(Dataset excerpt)
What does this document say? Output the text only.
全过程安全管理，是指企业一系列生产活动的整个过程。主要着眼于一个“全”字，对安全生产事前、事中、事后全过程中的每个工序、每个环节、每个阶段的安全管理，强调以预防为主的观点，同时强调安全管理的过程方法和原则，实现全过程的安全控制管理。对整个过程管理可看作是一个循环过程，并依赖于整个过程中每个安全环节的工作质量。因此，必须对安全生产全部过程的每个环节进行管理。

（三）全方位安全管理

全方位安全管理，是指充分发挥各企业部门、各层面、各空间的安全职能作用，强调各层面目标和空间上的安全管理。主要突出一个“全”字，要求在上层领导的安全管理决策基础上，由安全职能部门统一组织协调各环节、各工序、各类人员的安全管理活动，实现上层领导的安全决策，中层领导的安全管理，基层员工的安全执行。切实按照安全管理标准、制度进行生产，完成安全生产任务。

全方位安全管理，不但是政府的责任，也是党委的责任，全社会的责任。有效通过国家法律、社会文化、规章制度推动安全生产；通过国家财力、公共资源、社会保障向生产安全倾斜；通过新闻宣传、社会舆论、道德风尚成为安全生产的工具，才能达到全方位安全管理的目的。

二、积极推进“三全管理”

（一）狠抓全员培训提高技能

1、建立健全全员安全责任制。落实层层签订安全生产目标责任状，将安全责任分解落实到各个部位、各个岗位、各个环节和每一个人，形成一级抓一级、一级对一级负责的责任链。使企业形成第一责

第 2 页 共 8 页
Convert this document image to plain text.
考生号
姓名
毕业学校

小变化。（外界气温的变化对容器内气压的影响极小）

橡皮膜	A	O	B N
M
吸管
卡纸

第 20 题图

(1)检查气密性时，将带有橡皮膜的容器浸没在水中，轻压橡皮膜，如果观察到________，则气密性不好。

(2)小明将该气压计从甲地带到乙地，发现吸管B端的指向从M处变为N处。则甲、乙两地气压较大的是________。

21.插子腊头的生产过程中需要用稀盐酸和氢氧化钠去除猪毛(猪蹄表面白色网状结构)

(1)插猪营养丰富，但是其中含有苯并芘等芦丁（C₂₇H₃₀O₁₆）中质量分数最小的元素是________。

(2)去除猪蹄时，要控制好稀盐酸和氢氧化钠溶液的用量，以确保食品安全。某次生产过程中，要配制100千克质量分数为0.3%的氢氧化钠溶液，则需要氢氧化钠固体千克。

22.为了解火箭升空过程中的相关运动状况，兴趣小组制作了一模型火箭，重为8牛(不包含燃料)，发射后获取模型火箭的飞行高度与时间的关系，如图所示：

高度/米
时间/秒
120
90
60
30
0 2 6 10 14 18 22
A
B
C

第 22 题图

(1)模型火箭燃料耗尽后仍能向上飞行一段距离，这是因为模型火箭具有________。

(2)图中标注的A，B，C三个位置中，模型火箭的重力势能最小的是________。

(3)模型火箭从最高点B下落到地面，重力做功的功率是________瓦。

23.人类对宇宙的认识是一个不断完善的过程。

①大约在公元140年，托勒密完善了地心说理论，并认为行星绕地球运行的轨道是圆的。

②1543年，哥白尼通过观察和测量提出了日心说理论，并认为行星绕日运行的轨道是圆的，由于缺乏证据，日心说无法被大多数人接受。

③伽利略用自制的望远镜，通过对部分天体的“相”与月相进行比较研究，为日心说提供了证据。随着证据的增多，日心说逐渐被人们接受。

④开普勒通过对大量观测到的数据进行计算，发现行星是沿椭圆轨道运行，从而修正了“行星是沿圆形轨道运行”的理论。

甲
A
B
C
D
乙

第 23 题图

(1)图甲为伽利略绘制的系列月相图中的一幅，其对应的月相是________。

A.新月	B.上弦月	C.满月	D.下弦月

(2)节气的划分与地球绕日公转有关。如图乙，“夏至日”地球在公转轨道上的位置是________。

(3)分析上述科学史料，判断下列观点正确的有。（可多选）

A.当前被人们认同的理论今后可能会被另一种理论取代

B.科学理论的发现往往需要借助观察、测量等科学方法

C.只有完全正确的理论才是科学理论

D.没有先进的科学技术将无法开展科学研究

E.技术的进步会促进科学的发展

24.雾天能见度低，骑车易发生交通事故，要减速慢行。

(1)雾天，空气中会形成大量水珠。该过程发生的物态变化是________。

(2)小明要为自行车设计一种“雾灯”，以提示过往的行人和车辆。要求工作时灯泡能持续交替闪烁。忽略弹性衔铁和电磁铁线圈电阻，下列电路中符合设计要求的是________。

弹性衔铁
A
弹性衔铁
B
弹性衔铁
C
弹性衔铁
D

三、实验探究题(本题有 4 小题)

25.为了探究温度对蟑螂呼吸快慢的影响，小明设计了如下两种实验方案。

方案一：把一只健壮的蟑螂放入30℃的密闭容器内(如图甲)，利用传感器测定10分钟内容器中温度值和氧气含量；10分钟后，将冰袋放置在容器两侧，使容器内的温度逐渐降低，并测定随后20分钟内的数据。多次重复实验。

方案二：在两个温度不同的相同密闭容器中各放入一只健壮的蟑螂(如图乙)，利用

PROBLEM REQUIREMENTS:
All of the entries must be written out exactly as they stand.

THE ANSWER:
What does this document say? Output the text only.
全过程安全管理，是指企业一系列生产活动的整个过程。主要着眼于一个“全”字，对安全生产事前、事中、事后全过程中的每个工序、每个环节、每个阶段的安全管理，强调以预防为主的观点，同时强调安全管理的过程方法和原则，实现全过程的安全控制管理。对整个过程管理可看作是一个循环过程，并依赖于整个过程中每个安全环节的工作质量。因此，必须对安全生产全部过程的每个环节进行管理。

（三）全方位安全管理

全方位安全管理，是指充分发挥各企业部门、各层面、各空间的安全职能作用，强调各层面目标和空间上的安全管理。主要突出一个“全”字，要求在上层领导的安全管理决策基础上，由安全职能部门统一组织协调各环节、各工序、各类人员的安全管理活动，实现上层领导的安全决策，中层领导的安全管理，基层员工的安全执行。切实按照安全管理标准、制度进行生产，完成安全生产任务。

全方位安全管理，不但是政府的责任，也是党委的责任，全社会的责任。有效通过国家法律、社会文化、规章制度推动安全生产；通过国家财力、公共资源、社会保障向生产安全倾斜；通过新闻宣传、社会舆论、道德风尚成为安全生产的工具，才能达到全方位安全管理的目的。

二、积极推进“三全管理”

（一）狠抓全员培训提高技能

1、建立健全全员安全责任制。落实层层签订安全生产目标责任状，将安全责任分解落实到各个部位、各个岗位、各个环节和每一个人，形成一级抓一级、一级对一级负责的责任链。使企业形成第一责

第 2 页 共 8 页
Convert this document image to plain text.
考生号
姓名
毕业学校

小变化。（外界气温的变化对容器内气压的影响极小）

橡皮膜	A	O	B N
M
吸管
卡纸

第 20 题图

(1)检查气密性时，将带有橡皮膜的容器浸没在水中，轻压橡皮膜，如果观察到________，则气密性不好。

(2)小明将该气压计从甲地带到乙地，发现吸管B端的指向从M处变为N处。则甲、乙两地气压较大的是________。

21.插子腊头的生产过程中需要用稀盐酸和氢氧化钠去除猪毛(猪蹄表面白色网状结构)

(1)插猪营养丰富，但是其中含有苯并芘等芦丁（C₂₇H₃₀O₁₆）中质量分数最小的元素是________。

(2)去除猪蹄时，要控制好稀盐酸和氢氧化钠溶液的用量，以确保食品安全。某次生产过程中，要配制100千克质量分数为0.3%的氢氧化钠溶液，则需要氢氧化钠固体千克。

22.为了解火箭升空过程中的相关运动状况，兴趣小组制作了一模型火箭，重为8牛(不包含燃料)，发射后获取模型火箭的飞行高度与时间的关系，如图所示：

高度/米
时间/秒
120
90
60
30
0 2 6 10 14 18 22
A
B
C

第 22 题图

(1)模型火箭燃料耗尽后仍能向上飞行一段距离，这是因为模型火箭具有________。

(2)图中标注的A，B，C三个位置中，模型火箭的重力势能最小的是________。

(3)模型火箭从最高点B下落到地面，重力做功的功率是________瓦。

23.人类对宇宙的认识是一个不断完善的过程。

①大约在公元140年，托勒密完善了地心说理论，并认为行星绕地球运行的轨道是圆的。

②1543年，哥白尼通过观察和测量提出了日心说理论，并认为行星绕日运行的轨道是圆的，由于缺乏证据，日心说无法被大多数人接受。

③伽利略用自制的望远镜，通过对部分天体的“相”与月相进行比较研究，为日心说提供了证据。随着证据的增多，日心说逐渐被人们接受。

④开普勒通过对大量观测到的数据进行计算，发现行星是沿椭圆轨道运行，从而修正了“行星是沿圆形轨道运行”的理论。

甲
A
B
C
D
乙

第 23 题图

(1)图甲为伽利略绘制的系列月相图中的一幅，其对应的月相是________。

A.新月	B.上弦月	C.满月	D.下弦月

(2)节气的划分与地球绕日公转有关。如图乙，“夏至日”地球在公转轨道上的位置是________。

(3)分析上述科学史料，判断下列观点正确的有。（可多选）

A.当前被人们认同的理论今后可能会被另一种理论取代

B.科学理论的发现往往需要借助观察、测量等科学方法

C.只有完全正确的理论才是科学理论

D.没有先进的科学技术将无法开展科学研究

E.技术的进步会促进科学的发展

24.雾天能见度低，骑车易发生交通事故，要减速慢行。

(1)雾天，空气中会形成大量水珠。该过程发生的物态变化是________。

(2)小明要为自行车设计一种“雾灯”，以提示过往的行人和车辆。要求工作时灯泡能持续交替闪烁。忽略弹性衔铁和电磁铁线圈电阻，下列电路中符合设计要求的是________。

弹性衔铁
A
弹性衔铁
B
弹性衔铁
C
弹性衔铁
D

三、实验探究题(本题有 4 小题)

25.为了探究温度对蟑螂呼吸快慢的影响，小明设计了如下两种实验方案。

方案一：把一只健壮的蟑螂放入30℃的密闭容器内(如图甲)，利用传感器测定10分钟内容器中温度值和氧气含量；10分钟后，将冰袋放置在容器两侧，使容器内的温度逐渐降低，并测定随后20分钟内的数据。多次重复实验。

方案二：在两个温度不同的相同密闭容器中各放入一只健壮的蟑螂(如图乙)，利用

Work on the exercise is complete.